**Excerpted records:**
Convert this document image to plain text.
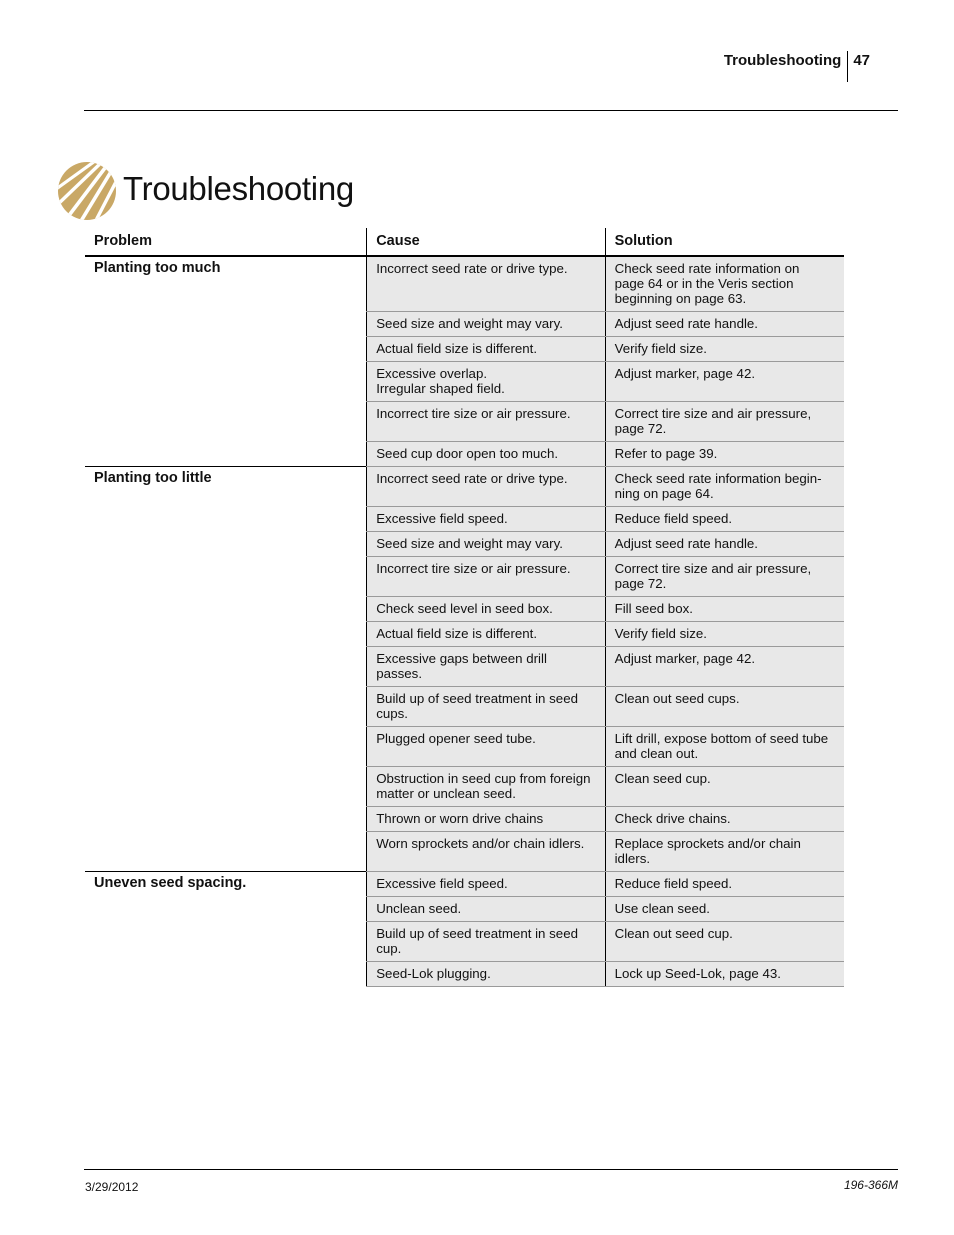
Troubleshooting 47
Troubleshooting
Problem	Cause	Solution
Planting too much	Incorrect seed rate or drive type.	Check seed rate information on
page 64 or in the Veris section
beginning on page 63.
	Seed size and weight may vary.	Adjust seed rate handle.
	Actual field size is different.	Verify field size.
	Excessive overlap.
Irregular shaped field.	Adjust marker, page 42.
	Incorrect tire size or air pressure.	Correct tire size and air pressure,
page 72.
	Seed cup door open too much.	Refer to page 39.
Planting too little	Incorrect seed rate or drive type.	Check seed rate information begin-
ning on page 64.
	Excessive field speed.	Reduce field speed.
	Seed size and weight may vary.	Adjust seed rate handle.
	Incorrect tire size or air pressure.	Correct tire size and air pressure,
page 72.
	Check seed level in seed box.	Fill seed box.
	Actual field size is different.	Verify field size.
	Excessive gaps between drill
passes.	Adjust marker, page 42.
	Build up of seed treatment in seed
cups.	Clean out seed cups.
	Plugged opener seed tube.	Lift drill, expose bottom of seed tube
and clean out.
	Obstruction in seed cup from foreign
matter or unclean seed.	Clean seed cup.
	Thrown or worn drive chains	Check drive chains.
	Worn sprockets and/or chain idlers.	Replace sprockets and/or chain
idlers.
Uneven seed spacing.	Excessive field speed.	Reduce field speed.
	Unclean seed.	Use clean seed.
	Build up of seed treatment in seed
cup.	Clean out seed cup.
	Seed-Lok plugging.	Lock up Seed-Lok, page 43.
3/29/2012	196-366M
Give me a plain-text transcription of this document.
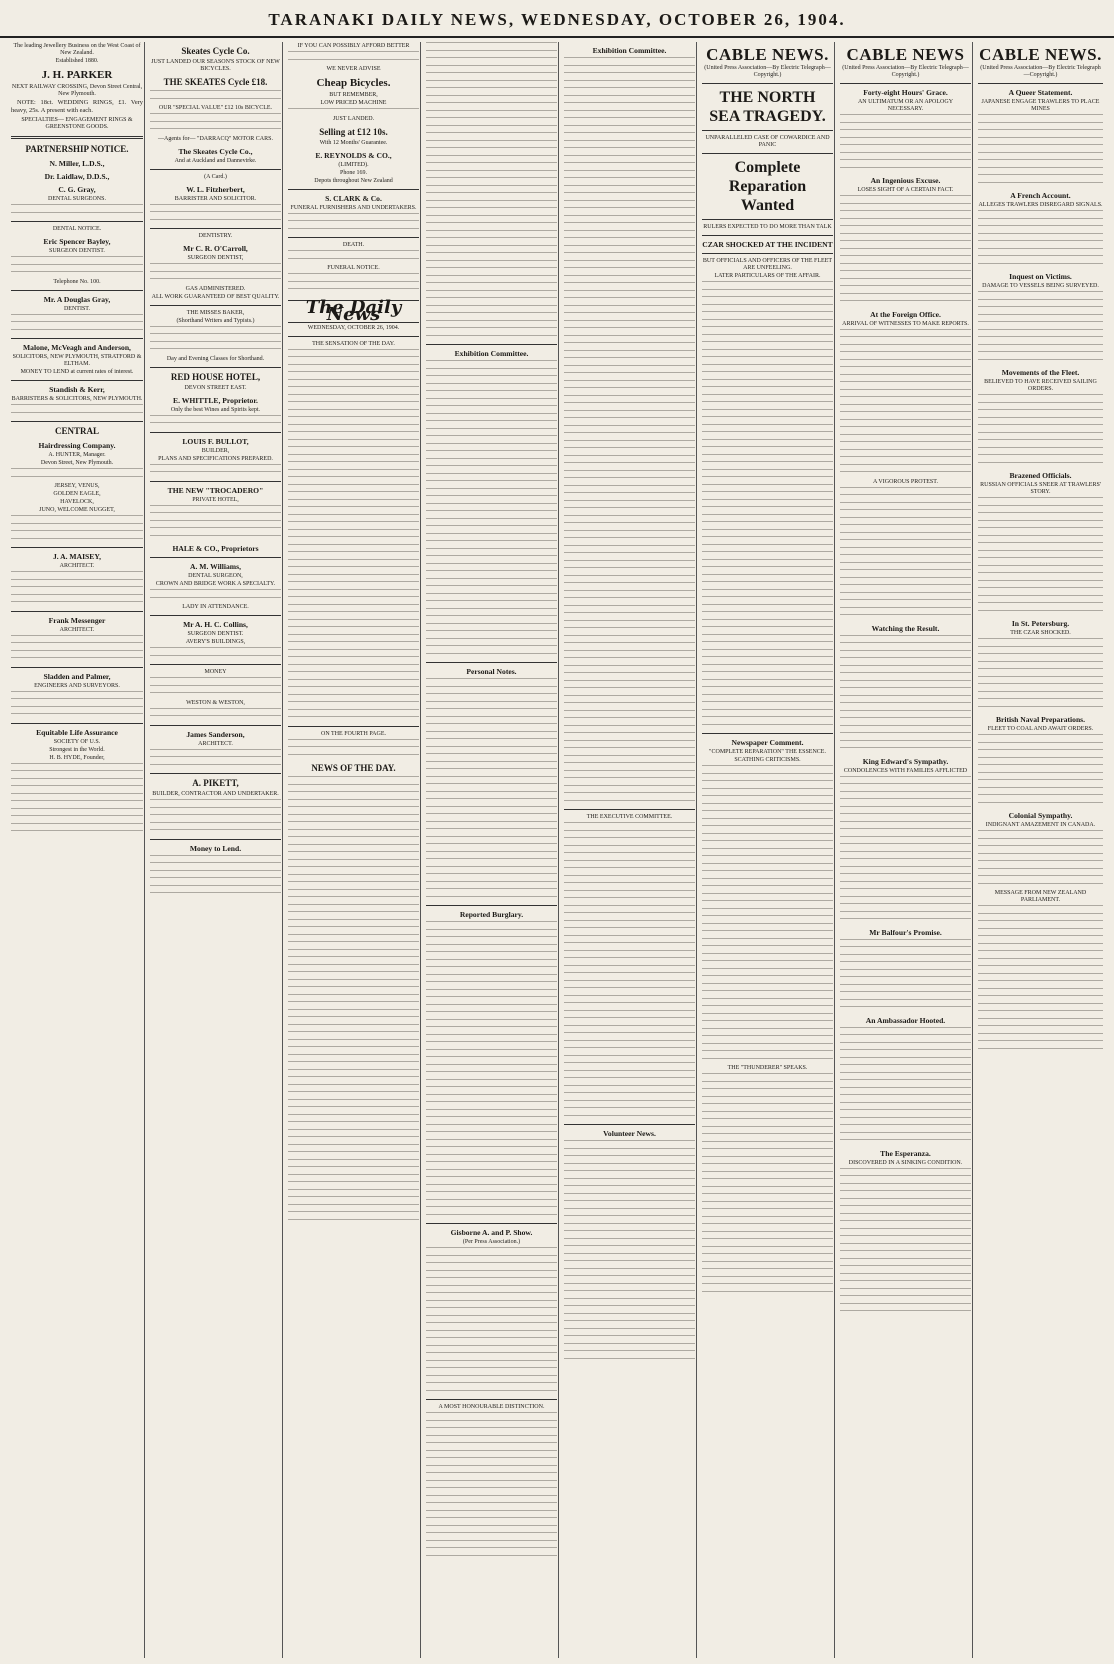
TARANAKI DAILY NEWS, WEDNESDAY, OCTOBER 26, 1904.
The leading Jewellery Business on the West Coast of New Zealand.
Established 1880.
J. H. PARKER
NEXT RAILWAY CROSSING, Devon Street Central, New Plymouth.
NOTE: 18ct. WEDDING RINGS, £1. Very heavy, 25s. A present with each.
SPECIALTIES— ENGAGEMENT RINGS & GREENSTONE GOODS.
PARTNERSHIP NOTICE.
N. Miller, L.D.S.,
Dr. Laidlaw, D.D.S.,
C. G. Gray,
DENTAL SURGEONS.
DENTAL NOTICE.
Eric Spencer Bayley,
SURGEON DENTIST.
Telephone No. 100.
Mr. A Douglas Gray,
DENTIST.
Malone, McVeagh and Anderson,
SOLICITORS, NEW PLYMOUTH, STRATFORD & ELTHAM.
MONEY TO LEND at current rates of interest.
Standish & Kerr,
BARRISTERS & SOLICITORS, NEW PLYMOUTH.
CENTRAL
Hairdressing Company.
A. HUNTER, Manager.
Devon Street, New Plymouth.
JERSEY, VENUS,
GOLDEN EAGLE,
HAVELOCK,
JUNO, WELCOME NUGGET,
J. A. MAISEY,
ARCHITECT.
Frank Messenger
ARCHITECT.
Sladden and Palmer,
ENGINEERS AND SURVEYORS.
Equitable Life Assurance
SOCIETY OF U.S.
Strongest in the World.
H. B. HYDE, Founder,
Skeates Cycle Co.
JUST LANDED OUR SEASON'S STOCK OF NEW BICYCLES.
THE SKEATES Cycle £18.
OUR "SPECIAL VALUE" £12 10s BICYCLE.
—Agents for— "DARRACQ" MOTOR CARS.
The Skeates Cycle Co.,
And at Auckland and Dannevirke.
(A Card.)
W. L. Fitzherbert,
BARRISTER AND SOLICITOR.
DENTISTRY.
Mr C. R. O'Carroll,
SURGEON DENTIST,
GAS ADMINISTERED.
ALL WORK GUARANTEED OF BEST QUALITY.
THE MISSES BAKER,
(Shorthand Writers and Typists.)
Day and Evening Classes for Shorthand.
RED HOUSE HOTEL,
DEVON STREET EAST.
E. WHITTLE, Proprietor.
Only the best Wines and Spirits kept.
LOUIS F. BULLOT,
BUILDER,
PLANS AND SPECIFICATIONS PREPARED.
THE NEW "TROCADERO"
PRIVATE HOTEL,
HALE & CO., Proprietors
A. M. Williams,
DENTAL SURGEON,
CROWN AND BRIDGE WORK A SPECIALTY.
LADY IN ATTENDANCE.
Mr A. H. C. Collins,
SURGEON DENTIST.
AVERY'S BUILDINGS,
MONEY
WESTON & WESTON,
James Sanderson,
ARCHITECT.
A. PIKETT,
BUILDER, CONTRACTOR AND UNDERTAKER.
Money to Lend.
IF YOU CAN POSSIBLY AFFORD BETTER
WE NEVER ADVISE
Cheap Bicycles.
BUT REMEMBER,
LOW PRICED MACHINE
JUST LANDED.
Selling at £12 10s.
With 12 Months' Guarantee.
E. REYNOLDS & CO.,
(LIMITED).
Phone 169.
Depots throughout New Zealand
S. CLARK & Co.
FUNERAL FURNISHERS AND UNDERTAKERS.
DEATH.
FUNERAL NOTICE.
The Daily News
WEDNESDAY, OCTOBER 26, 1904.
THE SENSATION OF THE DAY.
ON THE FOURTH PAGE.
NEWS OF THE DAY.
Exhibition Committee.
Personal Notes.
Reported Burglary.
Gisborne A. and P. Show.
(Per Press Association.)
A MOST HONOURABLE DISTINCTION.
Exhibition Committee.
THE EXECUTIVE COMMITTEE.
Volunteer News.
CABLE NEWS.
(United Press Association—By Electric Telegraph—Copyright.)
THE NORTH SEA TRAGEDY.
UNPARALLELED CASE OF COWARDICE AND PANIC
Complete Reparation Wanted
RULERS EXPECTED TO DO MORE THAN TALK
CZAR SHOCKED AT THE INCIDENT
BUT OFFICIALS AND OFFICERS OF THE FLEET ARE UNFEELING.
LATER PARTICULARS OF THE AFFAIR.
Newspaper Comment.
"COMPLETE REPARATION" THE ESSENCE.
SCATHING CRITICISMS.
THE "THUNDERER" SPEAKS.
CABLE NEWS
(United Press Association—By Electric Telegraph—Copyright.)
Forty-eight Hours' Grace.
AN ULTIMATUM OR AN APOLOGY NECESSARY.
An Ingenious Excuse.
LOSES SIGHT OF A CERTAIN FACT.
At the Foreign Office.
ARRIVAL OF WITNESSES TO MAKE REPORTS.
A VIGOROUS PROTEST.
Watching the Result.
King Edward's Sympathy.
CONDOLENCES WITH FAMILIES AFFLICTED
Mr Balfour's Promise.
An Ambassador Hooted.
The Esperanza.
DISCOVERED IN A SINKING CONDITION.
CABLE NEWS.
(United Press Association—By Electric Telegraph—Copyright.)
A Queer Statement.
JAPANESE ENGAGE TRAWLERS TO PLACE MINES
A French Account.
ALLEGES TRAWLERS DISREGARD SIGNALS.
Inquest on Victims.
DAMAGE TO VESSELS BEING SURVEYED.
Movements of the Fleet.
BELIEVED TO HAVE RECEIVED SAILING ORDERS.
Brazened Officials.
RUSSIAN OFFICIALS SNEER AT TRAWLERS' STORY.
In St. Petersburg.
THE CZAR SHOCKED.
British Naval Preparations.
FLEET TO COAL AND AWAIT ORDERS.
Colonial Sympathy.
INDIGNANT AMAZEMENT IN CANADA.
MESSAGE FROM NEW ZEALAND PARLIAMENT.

**Exercise prompt:**
From start to finish, output the listing exactly, but omit its pictures.

**Full response:**
Convert this document image to plain text.
Troubleshooting 47
Troubleshooting
Problem	Cause	Solution
Planting too much	Incorrect seed rate or drive type.	Check seed rate information on
page 64 or in the Veris section
beginning on page 63.
	Seed size and weight may vary.	Adjust seed rate handle.
	Actual field size is different.	Verify field size.
	Excessive overlap.
Irregular shaped field.	Adjust marker, page 42.
	Incorrect tire size or air pressure.	Correct tire size and air pressure,
page 72.
	Seed cup door open too much.	Refer to page 39.
Planting too little	Incorrect seed rate or drive type.	Check seed rate information begin-
ning on page 64.
	Excessive field speed.	Reduce field speed.
	Seed size and weight may vary.	Adjust seed rate handle.
	Incorrect tire size or air pressure.	Correct tire size and air pressure,
page 72.
	Check seed level in seed box.	Fill seed box.
	Actual field size is different.	Verify field size.
	Excessive gaps between drill
passes.	Adjust marker, page 42.
	Build up of seed treatment in seed
cups.	Clean out seed cups.
	Plugged opener seed tube.	Lift drill, expose bottom of seed tube
and clean out.
	Obstruction in seed cup from foreign
matter or unclean seed.	Clean seed cup.
	Thrown or worn drive chains	Check drive chains.
	Worn sprockets and/or chain idlers.	Replace sprockets and/or chain
idlers.
Uneven seed spacing.	Excessive field speed.	Reduce field speed.
	Unclean seed.	Use clean seed.
	Build up of seed treatment in seed
cup.	Clean out seed cup.
	Seed-Lok plugging.	Lock up Seed-Lok, page 43.
3/29/2012	196-366M
Give me a plain-text transcription of this document.
TARANAKI DAILY NEWS, WEDNESDAY, OCTOBER 26, 1904.
The leading Jewellery Business on the West Coast of New Zealand.
Established 1880.
J. H. PARKER
NEXT RAILWAY CROSSING, Devon Street Central, New Plymouth.
NOTE: 18ct. WEDDING RINGS, £1. Very heavy, 25s. A present with each.
SPECIALTIES— ENGAGEMENT RINGS & GREENSTONE GOODS.
PARTNERSHIP NOTICE.
N. Miller, L.D.S.,
Dr. Laidlaw, D.D.S.,
C. G. Gray,
DENTAL SURGEONS.
DENTAL NOTICE.
Eric Spencer Bayley,
SURGEON DENTIST.
Telephone No. 100.
Mr. A Douglas Gray,
DENTIST.
Malone, McVeagh and Anderson,
SOLICITORS, NEW PLYMOUTH, STRATFORD & ELTHAM.
MONEY TO LEND at current rates of interest.
Standish & Kerr,
BARRISTERS & SOLICITORS, NEW PLYMOUTH.
CENTRAL
Hairdressing Company.
A. HUNTER, Manager.
Devon Street, New Plymouth.
JERSEY, VENUS,
GOLDEN EAGLE,
HAVELOCK,
JUNO, WELCOME NUGGET,
J. A. MAISEY,
ARCHITECT.
Frank Messenger
ARCHITECT.
Sladden and Palmer,
ENGINEERS AND SURVEYORS.
Equitable Life Assurance
SOCIETY OF U.S.
Strongest in the World.
H. B. HYDE, Founder,
Skeates Cycle Co.
JUST LANDED OUR SEASON'S STOCK OF NEW BICYCLES.
THE SKEATES Cycle £18.
OUR "SPECIAL VALUE" £12 10s BICYCLE.
—Agents for— "DARRACQ" MOTOR CARS.
The Skeates Cycle Co.,
And at Auckland and Dannevirke.
(A Card.)
W. L. Fitzherbert,
BARRISTER AND SOLICITOR.
DENTISTRY.
Mr C. R. O'Carroll,
SURGEON DENTIST,
GAS ADMINISTERED.
ALL WORK GUARANTEED OF BEST QUALITY.
THE MISSES BAKER,
(Shorthand Writers and Typists.)
Day and Evening Classes for Shorthand.
RED HOUSE HOTEL,
DEVON STREET EAST.
E. WHITTLE, Proprietor.
Only the best Wines and Spirits kept.
LOUIS F. BULLOT,
BUILDER,
PLANS AND SPECIFICATIONS PREPARED.
THE NEW "TROCADERO"
PRIVATE HOTEL,
HALE & CO., Proprietors
A. M. Williams,
DENTAL SURGEON,
CROWN AND BRIDGE WORK A SPECIALTY.
LADY IN ATTENDANCE.
Mr A. H. C. Collins,
SURGEON DENTIST.
AVERY'S BUILDINGS,
MONEY
WESTON & WESTON,
James Sanderson,
ARCHITECT.
A. PIKETT,
BUILDER, CONTRACTOR AND UNDERTAKER.
Money to Lend.
IF YOU CAN POSSIBLY AFFORD BETTER
WE NEVER ADVISE
Cheap Bicycles.
BUT REMEMBER,
LOW PRICED MACHINE
JUST LANDED.
Selling at £12 10s.
With 12 Months' Guarantee.
E. REYNOLDS & CO.,
(LIMITED).
Phone 169.
Depots throughout New Zealand
S. CLARK & Co.
FUNERAL FURNISHERS AND UNDERTAKERS.
DEATH.
FUNERAL NOTICE.
The Daily News
WEDNESDAY, OCTOBER 26, 1904.
THE SENSATION OF THE DAY.
ON THE FOURTH PAGE.
NEWS OF THE DAY.
Exhibition Committee.
Personal Notes.
Reported Burglary.
Gisborne A. and P. Show.
(Per Press Association.)
A MOST HONOURABLE DISTINCTION.
Exhibition Committee.
THE EXECUTIVE COMMITTEE.
Volunteer News.
CABLE NEWS.
(United Press Association—By Electric Telegraph—Copyright.)
THE NORTH SEA TRAGEDY.
UNPARALLELED CASE OF COWARDICE AND PANIC
Complete Reparation Wanted
RULERS EXPECTED TO DO MORE THAN TALK
CZAR SHOCKED AT THE INCIDENT
BUT OFFICIALS AND OFFICERS OF THE FLEET ARE UNFEELING.
LATER PARTICULARS OF THE AFFAIR.
Newspaper Comment.
"COMPLETE REPARATION" THE ESSENCE.
SCATHING CRITICISMS.
THE "THUNDERER" SPEAKS.
CABLE NEWS
(United Press Association—By Electric Telegraph—Copyright.)
Forty-eight Hours' Grace.
AN ULTIMATUM OR AN APOLOGY NECESSARY.
An Ingenious Excuse.
LOSES SIGHT OF A CERTAIN FACT.
At the Foreign Office.
ARRIVAL OF WITNESSES TO MAKE REPORTS.
A VIGOROUS PROTEST.
Watching the Result.
King Edward's Sympathy.
CONDOLENCES WITH FAMILIES AFFLICTED
Mr Balfour's Promise.
An Ambassador Hooted.
The Esperanza.
DISCOVERED IN A SINKING CONDITION.
CABLE NEWS.
(United Press Association—By Electric Telegraph—Copyright.)
A Queer Statement.
JAPANESE ENGAGE TRAWLERS TO PLACE MINES
A French Account.
ALLEGES TRAWLERS DISREGARD SIGNALS.
Inquest on Victims.
DAMAGE TO VESSELS BEING SURVEYED.
Movements of the Fleet.
BELIEVED TO HAVE RECEIVED SAILING ORDERS.
Brazened Officials.
RUSSIAN OFFICIALS SNEER AT TRAWLERS' STORY.
In St. Petersburg.
THE CZAR SHOCKED.
British Naval Preparations.
FLEET TO COAL AND AWAIT ORDERS.
Colonial Sympathy.
INDIGNANT AMAZEMENT IN CANADA.
MESSAGE FROM NEW ZEALAND PARLIAMENT.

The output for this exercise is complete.